» Data for the task
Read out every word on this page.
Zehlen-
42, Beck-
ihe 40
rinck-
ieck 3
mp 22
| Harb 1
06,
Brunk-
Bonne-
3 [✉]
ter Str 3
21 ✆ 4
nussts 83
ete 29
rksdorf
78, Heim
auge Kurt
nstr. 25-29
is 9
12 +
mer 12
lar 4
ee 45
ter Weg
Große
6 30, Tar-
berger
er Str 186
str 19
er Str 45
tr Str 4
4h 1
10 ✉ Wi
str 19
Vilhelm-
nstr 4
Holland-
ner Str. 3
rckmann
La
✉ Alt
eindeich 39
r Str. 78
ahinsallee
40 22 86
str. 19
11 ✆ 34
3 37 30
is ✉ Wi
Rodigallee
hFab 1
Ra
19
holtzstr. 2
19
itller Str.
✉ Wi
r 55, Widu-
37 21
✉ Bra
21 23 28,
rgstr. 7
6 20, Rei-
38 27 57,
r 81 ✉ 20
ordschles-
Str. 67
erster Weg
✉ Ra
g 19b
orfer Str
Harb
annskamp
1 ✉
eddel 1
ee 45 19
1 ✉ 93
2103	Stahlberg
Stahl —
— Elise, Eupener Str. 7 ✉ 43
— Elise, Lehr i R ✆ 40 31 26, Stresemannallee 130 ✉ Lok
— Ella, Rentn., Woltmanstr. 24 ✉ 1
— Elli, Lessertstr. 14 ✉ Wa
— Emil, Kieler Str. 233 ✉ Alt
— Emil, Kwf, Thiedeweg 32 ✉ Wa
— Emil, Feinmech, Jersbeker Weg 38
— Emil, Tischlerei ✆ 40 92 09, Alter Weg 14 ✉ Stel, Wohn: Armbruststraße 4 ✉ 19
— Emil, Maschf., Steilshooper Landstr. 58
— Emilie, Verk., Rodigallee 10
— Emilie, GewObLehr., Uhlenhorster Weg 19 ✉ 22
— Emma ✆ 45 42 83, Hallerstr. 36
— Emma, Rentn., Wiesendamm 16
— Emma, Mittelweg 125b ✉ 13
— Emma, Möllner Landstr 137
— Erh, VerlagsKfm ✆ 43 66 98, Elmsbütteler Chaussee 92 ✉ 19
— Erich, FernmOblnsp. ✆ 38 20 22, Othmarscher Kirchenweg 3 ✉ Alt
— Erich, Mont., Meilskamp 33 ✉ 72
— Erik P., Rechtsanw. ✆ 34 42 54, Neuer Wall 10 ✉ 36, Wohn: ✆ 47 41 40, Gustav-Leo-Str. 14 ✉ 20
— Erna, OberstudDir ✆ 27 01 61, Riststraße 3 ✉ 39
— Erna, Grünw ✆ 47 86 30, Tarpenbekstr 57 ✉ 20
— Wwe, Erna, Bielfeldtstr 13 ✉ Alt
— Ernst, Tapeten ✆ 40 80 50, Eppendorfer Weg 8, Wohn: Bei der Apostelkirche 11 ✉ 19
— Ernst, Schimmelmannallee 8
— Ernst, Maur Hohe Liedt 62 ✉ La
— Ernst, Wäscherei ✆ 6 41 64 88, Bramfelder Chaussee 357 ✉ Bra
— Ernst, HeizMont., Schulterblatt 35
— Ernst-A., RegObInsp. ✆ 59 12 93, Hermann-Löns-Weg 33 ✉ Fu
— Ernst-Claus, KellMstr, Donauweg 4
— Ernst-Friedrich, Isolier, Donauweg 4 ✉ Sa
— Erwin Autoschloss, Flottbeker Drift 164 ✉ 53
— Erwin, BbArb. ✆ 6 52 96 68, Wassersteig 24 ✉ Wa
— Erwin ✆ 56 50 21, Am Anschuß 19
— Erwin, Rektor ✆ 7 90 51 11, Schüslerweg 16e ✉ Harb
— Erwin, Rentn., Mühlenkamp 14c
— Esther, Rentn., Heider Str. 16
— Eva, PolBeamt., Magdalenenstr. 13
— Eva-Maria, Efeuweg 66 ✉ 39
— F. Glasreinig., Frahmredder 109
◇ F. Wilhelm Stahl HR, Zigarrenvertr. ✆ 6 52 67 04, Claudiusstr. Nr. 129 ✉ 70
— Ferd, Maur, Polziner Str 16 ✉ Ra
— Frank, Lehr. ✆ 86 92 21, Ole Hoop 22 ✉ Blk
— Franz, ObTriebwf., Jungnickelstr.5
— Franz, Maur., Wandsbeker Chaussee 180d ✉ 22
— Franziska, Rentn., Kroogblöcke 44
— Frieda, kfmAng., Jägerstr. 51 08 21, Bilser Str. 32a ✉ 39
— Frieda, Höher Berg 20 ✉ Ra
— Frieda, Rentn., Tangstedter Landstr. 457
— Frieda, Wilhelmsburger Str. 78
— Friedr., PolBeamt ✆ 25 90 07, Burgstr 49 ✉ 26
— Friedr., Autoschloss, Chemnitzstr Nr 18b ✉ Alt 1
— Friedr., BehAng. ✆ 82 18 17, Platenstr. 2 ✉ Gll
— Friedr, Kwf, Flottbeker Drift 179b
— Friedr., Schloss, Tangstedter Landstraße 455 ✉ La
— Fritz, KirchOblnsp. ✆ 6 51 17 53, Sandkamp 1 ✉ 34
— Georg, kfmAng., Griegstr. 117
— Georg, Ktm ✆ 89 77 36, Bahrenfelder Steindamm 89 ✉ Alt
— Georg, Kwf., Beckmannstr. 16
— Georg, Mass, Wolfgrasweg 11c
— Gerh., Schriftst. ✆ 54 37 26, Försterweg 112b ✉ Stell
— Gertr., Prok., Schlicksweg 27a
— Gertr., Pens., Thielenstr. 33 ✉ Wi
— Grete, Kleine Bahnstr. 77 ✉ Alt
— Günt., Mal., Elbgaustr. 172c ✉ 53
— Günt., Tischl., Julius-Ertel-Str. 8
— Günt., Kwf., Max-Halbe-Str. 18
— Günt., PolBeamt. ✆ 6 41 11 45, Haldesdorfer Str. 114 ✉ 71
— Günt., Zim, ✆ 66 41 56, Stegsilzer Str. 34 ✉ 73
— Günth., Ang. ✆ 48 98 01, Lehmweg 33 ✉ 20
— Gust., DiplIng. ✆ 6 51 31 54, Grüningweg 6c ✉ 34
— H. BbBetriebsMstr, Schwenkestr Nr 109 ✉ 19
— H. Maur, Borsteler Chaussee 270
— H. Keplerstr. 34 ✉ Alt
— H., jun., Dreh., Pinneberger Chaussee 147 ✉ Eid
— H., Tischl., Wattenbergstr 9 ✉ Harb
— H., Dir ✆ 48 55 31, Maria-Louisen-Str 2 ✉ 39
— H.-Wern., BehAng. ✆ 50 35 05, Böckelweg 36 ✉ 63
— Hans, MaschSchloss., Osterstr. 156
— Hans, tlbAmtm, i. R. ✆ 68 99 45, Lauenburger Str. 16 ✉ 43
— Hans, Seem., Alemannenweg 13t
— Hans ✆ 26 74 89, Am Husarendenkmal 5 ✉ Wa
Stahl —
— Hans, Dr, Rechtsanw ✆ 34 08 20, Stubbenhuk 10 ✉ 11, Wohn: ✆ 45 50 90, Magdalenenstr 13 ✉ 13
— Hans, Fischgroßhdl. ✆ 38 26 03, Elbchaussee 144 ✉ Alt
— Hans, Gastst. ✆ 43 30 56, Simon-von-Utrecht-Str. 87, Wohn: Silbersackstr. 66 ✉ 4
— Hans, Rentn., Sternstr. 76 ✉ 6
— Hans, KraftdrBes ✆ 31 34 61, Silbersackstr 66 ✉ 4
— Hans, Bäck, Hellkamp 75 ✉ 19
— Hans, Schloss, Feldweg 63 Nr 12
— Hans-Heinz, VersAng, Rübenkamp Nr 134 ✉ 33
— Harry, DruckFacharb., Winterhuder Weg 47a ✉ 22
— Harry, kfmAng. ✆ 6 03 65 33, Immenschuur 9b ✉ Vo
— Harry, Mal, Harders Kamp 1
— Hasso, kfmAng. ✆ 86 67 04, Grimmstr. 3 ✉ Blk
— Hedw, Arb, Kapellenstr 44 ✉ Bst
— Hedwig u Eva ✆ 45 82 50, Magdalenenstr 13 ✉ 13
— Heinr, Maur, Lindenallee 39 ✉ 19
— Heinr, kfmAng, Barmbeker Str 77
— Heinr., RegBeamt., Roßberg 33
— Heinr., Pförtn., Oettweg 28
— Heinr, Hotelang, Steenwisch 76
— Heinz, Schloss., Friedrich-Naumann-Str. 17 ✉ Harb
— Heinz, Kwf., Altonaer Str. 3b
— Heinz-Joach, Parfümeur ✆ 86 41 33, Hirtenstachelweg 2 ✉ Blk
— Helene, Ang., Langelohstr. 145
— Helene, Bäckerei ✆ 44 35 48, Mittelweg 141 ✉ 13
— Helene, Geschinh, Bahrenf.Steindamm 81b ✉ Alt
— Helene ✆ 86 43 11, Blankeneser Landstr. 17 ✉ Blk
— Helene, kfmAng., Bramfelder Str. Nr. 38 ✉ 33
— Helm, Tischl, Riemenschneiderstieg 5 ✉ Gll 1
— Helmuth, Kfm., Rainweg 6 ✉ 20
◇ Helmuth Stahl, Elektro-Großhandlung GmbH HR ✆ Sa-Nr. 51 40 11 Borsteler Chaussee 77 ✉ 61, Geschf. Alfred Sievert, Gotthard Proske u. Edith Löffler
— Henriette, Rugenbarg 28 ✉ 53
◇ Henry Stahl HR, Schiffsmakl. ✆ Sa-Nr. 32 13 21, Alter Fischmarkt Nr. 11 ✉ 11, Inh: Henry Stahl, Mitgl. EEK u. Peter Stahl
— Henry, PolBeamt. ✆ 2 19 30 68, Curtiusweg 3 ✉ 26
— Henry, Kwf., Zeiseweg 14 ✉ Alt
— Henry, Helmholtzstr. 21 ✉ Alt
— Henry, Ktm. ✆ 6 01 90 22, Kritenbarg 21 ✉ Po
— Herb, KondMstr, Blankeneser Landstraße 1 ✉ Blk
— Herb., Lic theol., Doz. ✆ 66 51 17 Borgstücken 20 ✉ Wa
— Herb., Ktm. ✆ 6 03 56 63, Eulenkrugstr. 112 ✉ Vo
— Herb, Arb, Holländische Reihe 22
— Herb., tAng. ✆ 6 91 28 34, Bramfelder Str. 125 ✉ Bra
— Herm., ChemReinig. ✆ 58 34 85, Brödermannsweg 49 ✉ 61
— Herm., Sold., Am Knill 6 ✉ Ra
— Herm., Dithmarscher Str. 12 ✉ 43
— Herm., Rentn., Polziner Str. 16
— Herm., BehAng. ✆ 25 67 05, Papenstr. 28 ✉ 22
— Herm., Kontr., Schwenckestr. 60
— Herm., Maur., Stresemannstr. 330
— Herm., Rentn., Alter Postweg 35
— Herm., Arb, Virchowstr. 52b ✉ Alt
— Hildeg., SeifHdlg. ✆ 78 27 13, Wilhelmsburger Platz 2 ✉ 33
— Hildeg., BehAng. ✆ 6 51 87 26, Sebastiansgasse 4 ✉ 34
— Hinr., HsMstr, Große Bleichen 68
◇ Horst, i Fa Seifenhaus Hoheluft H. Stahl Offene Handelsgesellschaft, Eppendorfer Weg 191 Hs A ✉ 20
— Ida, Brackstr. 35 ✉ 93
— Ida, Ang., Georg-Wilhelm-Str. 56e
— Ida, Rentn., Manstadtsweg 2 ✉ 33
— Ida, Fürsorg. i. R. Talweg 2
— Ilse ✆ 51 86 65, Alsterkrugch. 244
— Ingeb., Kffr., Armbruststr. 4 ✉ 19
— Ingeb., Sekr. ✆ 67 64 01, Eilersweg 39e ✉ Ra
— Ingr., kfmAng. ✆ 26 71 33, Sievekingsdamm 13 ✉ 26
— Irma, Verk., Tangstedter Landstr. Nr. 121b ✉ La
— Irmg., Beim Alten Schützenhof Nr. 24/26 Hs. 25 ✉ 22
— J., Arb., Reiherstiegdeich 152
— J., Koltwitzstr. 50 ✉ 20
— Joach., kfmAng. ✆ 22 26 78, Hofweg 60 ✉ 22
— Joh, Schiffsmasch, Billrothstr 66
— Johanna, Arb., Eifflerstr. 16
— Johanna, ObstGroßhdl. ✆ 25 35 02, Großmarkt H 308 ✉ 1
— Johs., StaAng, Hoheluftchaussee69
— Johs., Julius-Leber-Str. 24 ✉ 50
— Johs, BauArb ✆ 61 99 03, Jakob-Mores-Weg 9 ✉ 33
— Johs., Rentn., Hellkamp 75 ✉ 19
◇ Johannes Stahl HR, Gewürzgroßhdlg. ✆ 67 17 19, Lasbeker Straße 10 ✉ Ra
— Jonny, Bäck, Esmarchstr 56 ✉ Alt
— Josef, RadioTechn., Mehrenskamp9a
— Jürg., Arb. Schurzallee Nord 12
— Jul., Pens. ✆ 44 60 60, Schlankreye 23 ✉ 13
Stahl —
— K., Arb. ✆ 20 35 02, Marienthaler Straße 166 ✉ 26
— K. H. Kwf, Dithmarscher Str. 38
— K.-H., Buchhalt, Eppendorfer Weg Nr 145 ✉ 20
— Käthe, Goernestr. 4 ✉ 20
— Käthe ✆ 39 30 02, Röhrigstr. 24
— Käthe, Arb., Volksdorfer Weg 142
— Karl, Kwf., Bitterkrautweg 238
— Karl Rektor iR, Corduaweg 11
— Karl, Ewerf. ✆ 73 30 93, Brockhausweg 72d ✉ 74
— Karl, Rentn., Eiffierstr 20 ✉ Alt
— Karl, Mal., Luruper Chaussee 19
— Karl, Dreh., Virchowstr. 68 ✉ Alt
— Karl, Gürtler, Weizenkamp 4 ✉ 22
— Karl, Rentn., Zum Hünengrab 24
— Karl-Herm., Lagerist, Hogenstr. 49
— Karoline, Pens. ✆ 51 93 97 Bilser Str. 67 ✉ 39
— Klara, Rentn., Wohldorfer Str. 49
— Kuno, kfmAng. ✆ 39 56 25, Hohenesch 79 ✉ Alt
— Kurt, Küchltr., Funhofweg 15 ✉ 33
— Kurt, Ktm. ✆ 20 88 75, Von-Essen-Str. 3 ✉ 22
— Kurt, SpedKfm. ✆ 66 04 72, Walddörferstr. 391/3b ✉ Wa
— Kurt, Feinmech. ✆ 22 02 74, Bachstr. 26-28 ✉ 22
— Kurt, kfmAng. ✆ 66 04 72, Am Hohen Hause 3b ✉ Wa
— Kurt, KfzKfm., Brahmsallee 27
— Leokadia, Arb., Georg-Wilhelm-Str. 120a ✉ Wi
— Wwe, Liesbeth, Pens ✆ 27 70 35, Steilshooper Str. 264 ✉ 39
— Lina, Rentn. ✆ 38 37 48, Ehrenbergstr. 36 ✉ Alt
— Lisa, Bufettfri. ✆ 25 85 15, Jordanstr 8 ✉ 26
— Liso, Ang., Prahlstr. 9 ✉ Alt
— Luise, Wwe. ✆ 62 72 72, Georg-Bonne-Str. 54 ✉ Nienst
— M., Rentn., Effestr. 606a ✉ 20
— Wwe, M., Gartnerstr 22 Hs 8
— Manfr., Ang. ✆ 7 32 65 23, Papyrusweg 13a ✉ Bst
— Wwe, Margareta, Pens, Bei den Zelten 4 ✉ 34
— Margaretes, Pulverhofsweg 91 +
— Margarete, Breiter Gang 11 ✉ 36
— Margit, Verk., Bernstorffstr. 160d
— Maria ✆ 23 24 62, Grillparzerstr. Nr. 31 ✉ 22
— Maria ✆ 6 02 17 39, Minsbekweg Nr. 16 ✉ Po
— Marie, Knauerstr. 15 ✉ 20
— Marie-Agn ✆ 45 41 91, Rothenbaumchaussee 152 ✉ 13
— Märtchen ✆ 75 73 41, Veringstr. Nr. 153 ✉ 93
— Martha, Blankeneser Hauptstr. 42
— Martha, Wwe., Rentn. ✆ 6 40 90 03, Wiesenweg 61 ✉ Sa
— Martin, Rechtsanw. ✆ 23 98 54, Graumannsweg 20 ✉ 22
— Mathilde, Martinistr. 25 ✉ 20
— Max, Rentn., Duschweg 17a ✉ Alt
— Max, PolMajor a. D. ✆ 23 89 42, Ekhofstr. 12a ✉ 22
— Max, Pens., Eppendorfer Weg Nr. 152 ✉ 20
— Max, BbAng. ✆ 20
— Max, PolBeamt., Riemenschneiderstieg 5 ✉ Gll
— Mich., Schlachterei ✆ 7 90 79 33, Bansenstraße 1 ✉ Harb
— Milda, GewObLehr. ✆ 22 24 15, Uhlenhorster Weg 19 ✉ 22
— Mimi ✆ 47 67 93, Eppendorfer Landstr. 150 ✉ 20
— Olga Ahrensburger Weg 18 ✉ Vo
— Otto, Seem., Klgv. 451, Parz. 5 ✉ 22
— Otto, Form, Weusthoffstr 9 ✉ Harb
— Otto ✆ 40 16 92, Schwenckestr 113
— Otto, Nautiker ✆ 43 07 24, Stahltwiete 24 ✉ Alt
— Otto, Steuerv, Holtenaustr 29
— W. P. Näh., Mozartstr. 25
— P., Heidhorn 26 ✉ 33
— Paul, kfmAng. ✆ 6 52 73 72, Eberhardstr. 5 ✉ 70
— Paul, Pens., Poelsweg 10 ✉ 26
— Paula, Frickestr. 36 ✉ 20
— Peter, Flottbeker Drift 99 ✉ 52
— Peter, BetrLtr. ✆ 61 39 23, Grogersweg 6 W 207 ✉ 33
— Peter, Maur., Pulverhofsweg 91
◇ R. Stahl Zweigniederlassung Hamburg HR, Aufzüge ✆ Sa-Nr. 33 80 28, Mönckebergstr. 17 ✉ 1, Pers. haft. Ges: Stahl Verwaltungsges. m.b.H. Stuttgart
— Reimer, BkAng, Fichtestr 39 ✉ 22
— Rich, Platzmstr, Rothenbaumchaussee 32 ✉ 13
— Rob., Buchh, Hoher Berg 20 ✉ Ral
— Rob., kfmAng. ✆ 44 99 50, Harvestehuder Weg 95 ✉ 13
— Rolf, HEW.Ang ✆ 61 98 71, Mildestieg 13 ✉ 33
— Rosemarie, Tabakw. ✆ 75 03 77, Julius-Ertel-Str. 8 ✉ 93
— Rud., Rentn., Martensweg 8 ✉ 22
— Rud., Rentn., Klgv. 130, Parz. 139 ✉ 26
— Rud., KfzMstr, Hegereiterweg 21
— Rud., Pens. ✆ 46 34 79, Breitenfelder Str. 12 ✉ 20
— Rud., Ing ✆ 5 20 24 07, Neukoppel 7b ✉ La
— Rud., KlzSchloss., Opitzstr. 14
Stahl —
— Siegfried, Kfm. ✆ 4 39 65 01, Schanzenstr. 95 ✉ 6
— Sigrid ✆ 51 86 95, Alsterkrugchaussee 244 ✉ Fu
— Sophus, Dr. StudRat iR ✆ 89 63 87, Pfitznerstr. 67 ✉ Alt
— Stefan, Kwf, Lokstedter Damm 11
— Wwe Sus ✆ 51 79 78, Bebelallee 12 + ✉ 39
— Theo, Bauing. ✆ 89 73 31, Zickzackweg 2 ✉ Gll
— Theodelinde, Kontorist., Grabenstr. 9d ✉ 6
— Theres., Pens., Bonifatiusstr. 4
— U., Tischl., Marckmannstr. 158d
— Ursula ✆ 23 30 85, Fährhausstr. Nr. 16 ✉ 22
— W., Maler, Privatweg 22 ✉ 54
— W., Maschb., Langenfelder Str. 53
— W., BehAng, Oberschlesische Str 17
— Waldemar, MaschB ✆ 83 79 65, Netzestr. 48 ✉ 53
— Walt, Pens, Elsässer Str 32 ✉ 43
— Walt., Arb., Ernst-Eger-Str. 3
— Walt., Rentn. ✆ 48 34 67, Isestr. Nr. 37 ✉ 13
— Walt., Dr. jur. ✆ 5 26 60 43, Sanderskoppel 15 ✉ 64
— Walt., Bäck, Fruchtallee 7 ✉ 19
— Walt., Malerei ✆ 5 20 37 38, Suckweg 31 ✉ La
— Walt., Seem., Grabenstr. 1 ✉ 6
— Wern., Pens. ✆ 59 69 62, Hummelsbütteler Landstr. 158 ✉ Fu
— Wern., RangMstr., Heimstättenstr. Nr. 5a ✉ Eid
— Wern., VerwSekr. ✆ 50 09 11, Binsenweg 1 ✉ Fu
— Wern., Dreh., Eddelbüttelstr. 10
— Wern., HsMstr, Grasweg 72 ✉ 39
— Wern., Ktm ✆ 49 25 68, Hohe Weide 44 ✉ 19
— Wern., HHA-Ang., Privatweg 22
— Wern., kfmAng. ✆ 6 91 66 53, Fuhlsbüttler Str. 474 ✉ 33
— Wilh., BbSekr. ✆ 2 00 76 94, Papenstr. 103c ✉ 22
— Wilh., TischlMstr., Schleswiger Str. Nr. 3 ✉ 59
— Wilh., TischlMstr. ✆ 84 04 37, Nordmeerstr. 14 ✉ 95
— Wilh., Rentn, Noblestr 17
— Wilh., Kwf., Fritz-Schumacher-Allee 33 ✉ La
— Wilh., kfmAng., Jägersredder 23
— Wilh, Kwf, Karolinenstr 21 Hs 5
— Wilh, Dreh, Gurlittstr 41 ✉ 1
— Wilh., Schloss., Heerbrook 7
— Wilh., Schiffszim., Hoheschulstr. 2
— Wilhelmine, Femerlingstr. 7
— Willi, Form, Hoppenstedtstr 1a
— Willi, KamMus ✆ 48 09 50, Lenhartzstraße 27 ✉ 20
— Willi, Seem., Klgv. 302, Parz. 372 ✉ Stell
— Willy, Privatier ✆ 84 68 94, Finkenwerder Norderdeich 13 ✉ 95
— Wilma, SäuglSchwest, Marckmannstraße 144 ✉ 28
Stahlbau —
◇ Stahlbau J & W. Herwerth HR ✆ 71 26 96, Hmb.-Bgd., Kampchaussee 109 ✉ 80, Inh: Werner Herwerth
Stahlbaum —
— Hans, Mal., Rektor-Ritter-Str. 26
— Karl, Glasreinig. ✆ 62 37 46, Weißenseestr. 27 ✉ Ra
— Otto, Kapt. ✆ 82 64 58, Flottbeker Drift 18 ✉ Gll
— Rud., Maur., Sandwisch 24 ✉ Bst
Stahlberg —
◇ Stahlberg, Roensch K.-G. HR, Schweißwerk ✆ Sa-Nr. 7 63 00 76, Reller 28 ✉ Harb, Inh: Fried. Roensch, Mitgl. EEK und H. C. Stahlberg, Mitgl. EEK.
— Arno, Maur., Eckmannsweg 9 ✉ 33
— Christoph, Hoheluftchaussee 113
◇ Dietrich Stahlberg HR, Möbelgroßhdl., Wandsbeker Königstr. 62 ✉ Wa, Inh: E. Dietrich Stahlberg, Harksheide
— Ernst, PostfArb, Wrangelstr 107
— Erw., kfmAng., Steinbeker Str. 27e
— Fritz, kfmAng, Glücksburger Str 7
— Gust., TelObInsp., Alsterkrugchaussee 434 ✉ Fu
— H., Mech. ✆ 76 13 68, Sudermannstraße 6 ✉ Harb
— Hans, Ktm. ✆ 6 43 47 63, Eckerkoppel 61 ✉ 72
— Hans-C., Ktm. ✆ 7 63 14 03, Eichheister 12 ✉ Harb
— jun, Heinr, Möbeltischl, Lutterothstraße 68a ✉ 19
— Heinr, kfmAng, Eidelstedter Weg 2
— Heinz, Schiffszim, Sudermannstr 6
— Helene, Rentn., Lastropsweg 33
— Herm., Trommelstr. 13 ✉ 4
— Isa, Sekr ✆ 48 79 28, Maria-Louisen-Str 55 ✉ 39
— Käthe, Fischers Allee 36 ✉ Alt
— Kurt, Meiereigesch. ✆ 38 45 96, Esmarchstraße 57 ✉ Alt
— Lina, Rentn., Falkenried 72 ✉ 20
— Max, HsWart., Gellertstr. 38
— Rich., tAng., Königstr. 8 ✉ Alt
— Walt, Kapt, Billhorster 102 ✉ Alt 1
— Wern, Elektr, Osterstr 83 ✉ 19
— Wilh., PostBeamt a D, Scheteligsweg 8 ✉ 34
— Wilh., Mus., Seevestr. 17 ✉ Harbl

» Stated exercise
Pick out and copy every line that contains the word "Johs".

» Complete output
— Johs., StaAng, Hoheluftchaussee69
— Johs., Julius-Leber-Str. 24 ✉ 50
— Johs, BauArb ✆ 61 99 03, Jakob-Mores-Weg 9 ✉ 33
— Johs., Rentn., Hellkamp 75 ✉ 19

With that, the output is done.